Saved data entries:
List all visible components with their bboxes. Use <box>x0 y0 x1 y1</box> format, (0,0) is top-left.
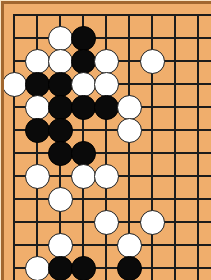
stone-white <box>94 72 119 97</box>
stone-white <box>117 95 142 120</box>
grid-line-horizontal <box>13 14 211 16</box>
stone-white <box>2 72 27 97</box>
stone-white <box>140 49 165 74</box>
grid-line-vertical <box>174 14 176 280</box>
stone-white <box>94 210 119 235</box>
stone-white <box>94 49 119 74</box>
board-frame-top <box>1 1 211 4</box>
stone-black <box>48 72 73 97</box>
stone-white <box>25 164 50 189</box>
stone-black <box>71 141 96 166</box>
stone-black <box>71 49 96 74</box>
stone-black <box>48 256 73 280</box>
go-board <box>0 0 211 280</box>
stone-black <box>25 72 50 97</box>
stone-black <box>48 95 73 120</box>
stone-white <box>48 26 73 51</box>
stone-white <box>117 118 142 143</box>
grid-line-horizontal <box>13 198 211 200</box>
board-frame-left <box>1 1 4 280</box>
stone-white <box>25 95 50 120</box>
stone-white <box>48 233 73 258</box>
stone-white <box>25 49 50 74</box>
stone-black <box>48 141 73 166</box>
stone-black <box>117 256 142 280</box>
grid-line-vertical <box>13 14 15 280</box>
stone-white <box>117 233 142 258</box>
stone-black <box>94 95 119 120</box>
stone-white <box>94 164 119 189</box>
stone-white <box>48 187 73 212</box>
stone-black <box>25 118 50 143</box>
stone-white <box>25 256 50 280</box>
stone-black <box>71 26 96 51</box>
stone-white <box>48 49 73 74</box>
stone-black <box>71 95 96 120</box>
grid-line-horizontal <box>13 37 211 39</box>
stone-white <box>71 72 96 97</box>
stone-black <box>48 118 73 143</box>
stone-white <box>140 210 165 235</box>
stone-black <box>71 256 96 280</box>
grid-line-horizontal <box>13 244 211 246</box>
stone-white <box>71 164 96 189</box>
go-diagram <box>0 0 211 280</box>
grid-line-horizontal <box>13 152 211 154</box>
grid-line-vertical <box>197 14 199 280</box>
* * *
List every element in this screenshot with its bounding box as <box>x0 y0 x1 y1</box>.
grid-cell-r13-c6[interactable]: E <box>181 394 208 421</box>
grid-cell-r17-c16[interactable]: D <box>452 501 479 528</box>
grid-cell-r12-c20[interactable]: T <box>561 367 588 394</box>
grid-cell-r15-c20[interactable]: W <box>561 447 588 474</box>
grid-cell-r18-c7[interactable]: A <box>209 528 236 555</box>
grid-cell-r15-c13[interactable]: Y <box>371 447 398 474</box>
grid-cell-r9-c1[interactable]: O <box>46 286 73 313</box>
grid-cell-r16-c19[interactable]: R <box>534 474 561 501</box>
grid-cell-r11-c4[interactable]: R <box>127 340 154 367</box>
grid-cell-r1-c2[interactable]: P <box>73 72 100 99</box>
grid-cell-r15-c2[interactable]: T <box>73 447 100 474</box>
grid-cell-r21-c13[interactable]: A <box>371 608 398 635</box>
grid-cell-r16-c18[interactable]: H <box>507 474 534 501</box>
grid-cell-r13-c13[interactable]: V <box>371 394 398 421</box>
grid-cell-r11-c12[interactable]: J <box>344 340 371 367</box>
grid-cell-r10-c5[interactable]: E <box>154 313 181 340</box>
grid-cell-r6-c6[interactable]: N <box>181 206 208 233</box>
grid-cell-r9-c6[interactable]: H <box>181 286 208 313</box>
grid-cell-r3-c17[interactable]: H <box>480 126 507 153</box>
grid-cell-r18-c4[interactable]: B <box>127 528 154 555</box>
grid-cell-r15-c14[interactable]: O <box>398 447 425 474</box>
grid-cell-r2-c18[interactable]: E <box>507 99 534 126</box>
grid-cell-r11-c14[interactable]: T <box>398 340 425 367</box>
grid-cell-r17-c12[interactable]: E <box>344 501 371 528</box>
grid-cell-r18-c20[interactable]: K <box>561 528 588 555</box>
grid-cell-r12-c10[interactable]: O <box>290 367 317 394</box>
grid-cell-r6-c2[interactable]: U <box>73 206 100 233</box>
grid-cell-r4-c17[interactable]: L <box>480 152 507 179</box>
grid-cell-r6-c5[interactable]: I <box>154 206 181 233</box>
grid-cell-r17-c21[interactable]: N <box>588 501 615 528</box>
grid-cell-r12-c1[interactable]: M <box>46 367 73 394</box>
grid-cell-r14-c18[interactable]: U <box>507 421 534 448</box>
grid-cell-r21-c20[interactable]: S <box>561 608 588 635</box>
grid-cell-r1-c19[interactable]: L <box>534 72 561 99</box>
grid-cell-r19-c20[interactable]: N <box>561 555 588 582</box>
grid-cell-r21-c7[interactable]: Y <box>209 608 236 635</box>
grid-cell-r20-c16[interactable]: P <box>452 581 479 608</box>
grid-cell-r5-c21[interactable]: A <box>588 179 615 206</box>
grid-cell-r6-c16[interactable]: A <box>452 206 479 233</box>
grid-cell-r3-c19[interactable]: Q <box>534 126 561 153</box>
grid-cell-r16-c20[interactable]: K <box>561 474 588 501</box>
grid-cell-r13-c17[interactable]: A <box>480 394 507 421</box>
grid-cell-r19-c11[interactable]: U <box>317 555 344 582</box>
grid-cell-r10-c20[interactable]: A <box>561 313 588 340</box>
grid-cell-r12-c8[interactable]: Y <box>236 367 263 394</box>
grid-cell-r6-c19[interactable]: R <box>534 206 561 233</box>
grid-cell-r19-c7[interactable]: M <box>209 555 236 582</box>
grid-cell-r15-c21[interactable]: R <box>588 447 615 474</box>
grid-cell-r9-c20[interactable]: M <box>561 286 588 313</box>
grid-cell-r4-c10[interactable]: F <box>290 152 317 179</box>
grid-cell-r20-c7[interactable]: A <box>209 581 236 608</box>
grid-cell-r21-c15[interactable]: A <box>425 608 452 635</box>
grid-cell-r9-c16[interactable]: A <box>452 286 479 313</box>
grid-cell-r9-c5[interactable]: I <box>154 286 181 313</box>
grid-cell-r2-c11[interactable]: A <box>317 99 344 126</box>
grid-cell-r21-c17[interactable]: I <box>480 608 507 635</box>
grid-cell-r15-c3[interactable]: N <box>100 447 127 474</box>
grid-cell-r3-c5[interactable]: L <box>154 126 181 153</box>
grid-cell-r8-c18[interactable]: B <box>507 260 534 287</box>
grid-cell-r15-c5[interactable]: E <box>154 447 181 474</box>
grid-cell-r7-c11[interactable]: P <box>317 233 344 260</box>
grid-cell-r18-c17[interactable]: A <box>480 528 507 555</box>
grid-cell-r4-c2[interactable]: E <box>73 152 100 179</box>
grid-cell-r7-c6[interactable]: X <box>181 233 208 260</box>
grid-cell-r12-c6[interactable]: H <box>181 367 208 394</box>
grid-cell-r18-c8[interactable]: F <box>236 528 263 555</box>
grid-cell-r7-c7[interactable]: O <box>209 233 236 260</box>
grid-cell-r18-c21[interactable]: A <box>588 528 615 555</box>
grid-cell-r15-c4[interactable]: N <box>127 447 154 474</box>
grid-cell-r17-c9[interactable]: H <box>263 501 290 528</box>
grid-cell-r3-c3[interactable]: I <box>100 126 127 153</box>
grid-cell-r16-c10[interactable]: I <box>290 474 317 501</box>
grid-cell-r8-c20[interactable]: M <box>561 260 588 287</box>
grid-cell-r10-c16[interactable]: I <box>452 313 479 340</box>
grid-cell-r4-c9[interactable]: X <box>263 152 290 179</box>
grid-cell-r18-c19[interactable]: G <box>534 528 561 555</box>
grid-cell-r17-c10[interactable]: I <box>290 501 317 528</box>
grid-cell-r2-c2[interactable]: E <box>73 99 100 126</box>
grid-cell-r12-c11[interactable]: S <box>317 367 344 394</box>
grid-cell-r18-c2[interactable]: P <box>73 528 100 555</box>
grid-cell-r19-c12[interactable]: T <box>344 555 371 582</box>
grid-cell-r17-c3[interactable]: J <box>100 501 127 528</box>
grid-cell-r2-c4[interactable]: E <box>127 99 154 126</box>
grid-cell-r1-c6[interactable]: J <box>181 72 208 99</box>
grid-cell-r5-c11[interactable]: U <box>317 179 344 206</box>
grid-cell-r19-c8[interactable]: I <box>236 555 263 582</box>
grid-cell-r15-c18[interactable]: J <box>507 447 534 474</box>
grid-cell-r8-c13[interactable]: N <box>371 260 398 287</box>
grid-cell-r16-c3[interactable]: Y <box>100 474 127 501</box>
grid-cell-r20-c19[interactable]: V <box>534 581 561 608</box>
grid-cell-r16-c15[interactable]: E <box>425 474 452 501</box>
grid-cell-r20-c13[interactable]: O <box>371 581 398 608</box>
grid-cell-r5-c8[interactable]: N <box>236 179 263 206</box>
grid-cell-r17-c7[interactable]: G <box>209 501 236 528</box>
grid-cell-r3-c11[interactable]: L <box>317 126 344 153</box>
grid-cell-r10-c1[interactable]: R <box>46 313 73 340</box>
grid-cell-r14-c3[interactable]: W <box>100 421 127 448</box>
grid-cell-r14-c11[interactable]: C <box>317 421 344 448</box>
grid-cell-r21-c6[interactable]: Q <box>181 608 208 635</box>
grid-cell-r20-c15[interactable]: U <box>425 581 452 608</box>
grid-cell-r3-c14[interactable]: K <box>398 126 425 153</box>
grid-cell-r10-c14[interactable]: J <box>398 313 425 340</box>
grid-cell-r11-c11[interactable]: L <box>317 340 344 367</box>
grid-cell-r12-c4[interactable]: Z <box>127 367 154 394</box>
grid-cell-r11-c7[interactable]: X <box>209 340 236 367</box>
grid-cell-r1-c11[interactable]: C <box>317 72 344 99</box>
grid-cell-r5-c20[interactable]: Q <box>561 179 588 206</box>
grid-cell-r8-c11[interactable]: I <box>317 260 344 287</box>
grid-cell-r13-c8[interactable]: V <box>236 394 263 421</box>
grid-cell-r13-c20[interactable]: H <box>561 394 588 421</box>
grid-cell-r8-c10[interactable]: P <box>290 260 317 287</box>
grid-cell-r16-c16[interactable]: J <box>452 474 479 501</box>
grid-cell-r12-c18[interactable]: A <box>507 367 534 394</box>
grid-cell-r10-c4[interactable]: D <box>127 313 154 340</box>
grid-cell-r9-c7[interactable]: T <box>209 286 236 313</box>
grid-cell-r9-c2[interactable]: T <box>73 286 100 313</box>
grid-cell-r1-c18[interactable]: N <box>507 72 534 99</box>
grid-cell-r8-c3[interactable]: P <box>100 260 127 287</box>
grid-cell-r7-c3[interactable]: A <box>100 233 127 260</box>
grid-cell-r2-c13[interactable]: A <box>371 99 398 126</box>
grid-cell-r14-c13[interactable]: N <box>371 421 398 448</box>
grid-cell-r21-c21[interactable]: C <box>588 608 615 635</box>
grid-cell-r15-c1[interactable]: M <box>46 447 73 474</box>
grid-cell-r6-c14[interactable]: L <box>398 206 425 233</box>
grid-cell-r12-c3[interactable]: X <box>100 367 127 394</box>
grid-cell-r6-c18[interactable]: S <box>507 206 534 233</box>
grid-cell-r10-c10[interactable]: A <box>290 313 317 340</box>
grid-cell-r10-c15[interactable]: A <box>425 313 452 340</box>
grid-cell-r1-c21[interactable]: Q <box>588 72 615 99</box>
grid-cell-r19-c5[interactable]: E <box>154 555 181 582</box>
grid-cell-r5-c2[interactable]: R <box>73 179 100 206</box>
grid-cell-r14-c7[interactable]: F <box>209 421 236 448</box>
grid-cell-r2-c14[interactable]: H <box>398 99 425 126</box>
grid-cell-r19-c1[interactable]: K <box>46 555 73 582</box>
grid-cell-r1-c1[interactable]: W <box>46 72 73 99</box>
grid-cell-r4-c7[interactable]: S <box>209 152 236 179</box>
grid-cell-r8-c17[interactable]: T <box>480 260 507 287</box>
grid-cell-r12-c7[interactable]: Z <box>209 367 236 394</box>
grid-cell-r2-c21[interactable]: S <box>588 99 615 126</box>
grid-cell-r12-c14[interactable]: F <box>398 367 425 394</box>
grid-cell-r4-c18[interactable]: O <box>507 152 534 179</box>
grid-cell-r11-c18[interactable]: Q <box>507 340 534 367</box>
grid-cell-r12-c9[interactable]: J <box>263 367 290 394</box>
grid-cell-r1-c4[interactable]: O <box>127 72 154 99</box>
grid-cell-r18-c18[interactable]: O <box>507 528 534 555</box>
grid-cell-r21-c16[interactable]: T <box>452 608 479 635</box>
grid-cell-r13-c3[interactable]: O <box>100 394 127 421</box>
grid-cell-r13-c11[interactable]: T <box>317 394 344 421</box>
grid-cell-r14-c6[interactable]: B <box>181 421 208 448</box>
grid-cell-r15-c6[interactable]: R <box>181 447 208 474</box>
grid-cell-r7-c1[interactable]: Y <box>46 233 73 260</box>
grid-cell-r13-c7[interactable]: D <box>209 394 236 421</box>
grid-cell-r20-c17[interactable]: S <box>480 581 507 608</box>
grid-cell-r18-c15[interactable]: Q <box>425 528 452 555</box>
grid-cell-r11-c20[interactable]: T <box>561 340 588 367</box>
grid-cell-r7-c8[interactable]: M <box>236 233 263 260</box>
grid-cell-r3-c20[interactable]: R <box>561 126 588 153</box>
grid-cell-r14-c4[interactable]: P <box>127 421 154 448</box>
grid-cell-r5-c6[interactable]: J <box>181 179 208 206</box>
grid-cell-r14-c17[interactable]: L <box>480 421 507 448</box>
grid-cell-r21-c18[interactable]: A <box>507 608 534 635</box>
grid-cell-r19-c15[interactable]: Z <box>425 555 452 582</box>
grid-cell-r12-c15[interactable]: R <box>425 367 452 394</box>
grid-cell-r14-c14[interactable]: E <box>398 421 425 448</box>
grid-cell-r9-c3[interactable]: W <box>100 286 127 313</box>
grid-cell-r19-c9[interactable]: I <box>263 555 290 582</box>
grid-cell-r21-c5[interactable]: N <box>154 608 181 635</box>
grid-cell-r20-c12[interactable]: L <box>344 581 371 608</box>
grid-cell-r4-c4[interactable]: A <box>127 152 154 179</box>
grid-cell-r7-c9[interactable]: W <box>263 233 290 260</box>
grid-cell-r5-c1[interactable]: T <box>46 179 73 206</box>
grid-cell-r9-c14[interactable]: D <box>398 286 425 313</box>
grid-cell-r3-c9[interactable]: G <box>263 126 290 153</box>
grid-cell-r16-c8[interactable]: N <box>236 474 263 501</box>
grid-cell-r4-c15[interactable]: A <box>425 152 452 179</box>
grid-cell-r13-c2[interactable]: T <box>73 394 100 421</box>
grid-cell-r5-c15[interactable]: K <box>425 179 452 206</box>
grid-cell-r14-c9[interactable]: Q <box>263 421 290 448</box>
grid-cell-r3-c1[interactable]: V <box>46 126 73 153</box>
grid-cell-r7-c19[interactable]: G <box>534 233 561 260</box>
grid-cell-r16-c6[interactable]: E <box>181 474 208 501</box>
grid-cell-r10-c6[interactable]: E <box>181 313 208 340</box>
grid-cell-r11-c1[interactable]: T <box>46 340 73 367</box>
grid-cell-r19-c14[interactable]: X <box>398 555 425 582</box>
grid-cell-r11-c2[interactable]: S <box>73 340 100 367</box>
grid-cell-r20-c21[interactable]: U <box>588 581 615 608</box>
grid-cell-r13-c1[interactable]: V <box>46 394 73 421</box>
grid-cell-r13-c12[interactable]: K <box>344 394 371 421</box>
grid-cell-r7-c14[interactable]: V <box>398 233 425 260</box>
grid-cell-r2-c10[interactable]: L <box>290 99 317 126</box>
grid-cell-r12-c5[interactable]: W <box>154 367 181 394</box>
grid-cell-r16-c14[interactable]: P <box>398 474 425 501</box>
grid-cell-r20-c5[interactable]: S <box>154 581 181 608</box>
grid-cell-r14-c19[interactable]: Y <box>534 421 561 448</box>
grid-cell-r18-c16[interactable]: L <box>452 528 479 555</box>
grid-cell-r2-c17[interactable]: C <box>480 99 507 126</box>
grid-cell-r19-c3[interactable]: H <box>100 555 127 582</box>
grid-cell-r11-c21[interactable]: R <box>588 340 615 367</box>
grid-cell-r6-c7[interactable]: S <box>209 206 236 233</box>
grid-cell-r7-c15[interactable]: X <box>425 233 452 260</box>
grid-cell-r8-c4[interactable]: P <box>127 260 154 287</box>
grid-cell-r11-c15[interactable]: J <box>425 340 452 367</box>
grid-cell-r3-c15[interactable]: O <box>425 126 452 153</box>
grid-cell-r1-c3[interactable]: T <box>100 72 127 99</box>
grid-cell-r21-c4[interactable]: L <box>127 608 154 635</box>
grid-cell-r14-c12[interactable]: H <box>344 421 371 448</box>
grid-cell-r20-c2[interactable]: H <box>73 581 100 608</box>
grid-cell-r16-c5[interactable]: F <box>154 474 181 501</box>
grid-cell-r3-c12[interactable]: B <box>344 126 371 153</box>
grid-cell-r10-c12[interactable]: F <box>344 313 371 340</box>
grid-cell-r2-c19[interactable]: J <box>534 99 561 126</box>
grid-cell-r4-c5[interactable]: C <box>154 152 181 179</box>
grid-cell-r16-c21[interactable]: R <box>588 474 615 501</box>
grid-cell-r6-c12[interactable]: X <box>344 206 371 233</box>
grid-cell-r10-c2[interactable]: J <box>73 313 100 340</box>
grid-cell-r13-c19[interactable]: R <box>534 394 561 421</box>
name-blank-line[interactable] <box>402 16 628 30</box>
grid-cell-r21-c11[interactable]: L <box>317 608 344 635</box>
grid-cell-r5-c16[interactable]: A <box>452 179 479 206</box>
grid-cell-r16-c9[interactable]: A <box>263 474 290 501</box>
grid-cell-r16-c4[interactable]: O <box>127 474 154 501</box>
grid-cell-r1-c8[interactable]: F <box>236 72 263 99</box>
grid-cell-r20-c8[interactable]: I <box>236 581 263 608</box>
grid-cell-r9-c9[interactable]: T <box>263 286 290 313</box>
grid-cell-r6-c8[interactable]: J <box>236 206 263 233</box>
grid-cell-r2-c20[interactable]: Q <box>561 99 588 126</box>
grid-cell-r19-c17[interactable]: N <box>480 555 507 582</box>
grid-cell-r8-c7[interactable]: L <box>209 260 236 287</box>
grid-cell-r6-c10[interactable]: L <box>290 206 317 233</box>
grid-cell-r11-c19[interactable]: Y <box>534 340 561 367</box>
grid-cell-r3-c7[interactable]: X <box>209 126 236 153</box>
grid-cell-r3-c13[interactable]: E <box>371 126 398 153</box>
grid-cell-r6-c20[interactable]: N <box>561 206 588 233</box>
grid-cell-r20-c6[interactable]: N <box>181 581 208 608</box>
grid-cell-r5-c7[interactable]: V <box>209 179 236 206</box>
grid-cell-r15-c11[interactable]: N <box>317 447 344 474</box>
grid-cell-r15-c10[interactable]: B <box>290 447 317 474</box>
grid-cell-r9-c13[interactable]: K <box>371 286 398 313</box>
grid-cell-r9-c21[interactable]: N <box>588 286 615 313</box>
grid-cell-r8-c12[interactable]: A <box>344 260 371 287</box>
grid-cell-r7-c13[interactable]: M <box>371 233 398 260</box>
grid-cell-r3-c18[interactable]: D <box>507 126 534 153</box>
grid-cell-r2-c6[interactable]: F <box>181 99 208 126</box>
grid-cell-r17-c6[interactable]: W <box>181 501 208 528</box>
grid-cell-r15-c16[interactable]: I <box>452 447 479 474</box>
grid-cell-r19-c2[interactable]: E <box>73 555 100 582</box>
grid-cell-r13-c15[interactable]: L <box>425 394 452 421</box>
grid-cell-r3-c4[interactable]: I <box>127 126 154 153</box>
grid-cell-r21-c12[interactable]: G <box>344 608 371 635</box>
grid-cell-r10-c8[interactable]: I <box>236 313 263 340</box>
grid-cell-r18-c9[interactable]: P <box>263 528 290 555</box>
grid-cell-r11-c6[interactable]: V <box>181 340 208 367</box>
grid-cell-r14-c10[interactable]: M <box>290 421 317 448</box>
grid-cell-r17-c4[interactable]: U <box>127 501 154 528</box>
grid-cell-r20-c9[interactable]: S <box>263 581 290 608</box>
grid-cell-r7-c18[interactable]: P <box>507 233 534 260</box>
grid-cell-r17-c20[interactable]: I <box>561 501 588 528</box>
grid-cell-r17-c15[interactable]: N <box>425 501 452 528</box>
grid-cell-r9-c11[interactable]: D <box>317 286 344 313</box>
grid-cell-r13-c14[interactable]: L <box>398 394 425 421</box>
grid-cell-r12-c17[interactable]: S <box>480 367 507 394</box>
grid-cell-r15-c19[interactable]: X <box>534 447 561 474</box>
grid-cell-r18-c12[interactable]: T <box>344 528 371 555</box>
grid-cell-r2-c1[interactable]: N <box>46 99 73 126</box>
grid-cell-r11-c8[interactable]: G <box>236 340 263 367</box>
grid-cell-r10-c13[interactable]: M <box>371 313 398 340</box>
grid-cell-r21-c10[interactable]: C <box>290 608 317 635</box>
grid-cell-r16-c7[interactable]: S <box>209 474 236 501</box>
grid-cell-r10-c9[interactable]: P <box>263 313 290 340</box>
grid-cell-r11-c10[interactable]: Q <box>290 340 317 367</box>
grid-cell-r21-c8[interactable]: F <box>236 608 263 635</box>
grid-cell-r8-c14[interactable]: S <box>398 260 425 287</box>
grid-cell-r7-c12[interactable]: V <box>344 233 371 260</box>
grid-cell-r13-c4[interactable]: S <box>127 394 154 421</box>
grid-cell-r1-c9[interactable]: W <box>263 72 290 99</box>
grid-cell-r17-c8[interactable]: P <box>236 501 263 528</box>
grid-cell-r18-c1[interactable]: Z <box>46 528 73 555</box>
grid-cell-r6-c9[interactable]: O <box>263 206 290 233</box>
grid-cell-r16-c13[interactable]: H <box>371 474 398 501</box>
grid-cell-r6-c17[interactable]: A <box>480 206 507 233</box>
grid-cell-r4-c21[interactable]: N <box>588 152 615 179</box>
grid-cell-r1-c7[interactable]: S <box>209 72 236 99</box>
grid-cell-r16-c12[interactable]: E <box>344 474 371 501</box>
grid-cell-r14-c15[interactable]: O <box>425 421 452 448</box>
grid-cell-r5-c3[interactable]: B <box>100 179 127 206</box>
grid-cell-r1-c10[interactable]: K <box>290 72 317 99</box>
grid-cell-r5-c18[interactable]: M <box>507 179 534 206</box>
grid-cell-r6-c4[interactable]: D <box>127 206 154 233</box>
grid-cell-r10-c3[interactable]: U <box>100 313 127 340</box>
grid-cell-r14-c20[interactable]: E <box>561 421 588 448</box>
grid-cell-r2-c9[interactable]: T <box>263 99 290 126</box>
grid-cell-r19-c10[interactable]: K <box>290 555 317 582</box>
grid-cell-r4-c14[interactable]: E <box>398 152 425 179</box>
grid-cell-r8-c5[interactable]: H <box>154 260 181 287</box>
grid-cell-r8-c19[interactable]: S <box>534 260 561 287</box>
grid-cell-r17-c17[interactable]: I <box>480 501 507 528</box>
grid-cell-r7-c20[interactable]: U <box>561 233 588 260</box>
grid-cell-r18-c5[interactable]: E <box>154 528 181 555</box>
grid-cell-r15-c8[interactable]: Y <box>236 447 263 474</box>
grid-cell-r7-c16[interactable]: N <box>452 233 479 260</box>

### [Aim]
Copy out the records from the line containing "stone-white <box>94 72 119 97</box>" through the line containing "stone-black <box>71 256 96 280</box>", keeping every line unchanged.

### [Solution for this task]
stone-white <box>94 72 119 97</box>
stone-white <box>117 95 142 120</box>
grid-line-horizontal <box>13 14 211 16</box>
stone-white <box>2 72 27 97</box>
stone-white <box>140 49 165 74</box>
grid-line-vertical <box>174 14 176 280</box>
stone-white <box>94 210 119 235</box>
stone-white <box>94 49 119 74</box>
board-frame-top <box>1 1 211 4</box>
stone-black <box>48 72 73 97</box>
stone-white <box>25 164 50 189</box>
stone-black <box>71 141 96 166</box>
stone-black <box>71 49 96 74</box>
stone-black <box>48 256 73 280</box>
go-board <box>0 0 211 280</box>
stone-black <box>25 72 50 97</box>
stone-black <box>48 95 73 120</box>
stone-white <box>48 26 73 51</box>
stone-white <box>117 118 142 143</box>
grid-line-horizontal <box>13 198 211 200</box>
board-frame-left <box>1 1 4 280</box>
stone-white <box>25 95 50 120</box>
stone-white <box>48 233 73 258</box>
stone-white <box>25 49 50 74</box>
stone-black <box>48 141 73 166</box>
stone-black <box>117 256 142 280</box>
grid-line-vertical <box>13 14 15 280</box>
stone-white <box>117 233 142 258</box>
stone-black <box>94 95 119 120</box>
stone-white <box>94 164 119 189</box>
stone-white <box>48 187 73 212</box>
stone-black <box>25 118 50 143</box>
stone-white <box>25 256 50 280</box>
stone-black <box>71 26 96 51</box>
stone-white <box>48 49 73 74</box>
stone-black <box>71 95 96 120</box>
grid-line-horizontal <box>13 37 211 39</box>
stone-white <box>71 72 96 97</box>
stone-black <box>48 118 73 143</box>
stone-white <box>140 210 165 235</box>
stone-black <box>71 256 96 280</box>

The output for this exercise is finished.